PROMPT – Can you extract every row below verbatim, keeping each line unchanged?

----- MATERIAL SHOWN -----

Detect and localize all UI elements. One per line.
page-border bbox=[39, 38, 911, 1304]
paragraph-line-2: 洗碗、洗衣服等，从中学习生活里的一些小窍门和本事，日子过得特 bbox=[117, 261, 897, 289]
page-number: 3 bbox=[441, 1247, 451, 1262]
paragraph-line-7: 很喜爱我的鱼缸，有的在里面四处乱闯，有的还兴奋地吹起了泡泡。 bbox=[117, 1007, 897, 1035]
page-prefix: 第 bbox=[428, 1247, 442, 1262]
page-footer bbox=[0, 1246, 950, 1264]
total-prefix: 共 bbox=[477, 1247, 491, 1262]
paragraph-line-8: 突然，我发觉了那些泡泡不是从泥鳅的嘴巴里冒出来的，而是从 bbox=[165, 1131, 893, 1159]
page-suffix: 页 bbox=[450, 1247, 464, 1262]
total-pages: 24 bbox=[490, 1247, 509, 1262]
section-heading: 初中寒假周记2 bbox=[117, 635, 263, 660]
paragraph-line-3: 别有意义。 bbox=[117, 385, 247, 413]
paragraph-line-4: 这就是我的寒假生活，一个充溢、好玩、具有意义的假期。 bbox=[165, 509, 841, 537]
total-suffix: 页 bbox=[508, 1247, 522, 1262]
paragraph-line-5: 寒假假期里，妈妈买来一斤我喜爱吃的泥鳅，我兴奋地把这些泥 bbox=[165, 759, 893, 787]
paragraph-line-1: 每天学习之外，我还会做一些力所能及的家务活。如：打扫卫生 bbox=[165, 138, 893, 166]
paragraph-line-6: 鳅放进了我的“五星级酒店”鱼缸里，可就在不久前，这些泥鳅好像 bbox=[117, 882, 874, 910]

-----

WORKED ANSWER –
Detect and localize all UI elements. One per line.
page-border bbox=[39, 38, 911, 1304]
paragraph-line-2: 洗碗、洗衣服等，从中学习生活里的一些小窍门和本事，日子过得特 bbox=[117, 261, 897, 289]
page-number: 3 bbox=[441, 1247, 451, 1262]
paragraph-line-7: 很喜爱我的鱼缸，有的在里面四处乱闯，有的还兴奋地吹起了泡泡。 bbox=[117, 1007, 897, 1035]
page-prefix: 第 bbox=[428, 1247, 442, 1262]
page-footer bbox=[0, 1246, 950, 1264]
total-prefix: 共 bbox=[477, 1247, 491, 1262]
paragraph-line-8: 突然，我发觉了那些泡泡不是从泥鳅的嘴巴里冒出来的，而是从 bbox=[165, 1131, 893, 1159]
page-suffix: 页 bbox=[450, 1247, 464, 1262]
total-pages: 24 bbox=[490, 1247, 509, 1262]
section-heading: 初中寒假周记2 bbox=[117, 635, 263, 660]
paragraph-line-3: 别有意义。 bbox=[117, 385, 247, 413]
paragraph-line-4: 这就是我的寒假生活，一个充溢、好玩、具有意义的假期。 bbox=[165, 509, 841, 537]
total-suffix: 页 bbox=[508, 1247, 522, 1262]
paragraph-line-5: 寒假假期里，妈妈买来一斤我喜爱吃的泥鳅，我兴奋地把这些泥 bbox=[165, 759, 893, 787]
paragraph-line-1: 每天学习之外，我还会做一些力所能及的家务活。如：打扫卫生 bbox=[165, 138, 893, 166]
paragraph-line-6: 鳅放进了我的“五星级酒店”鱼缸里，可就在不久前，这些泥鳅好像 bbox=[117, 882, 874, 910]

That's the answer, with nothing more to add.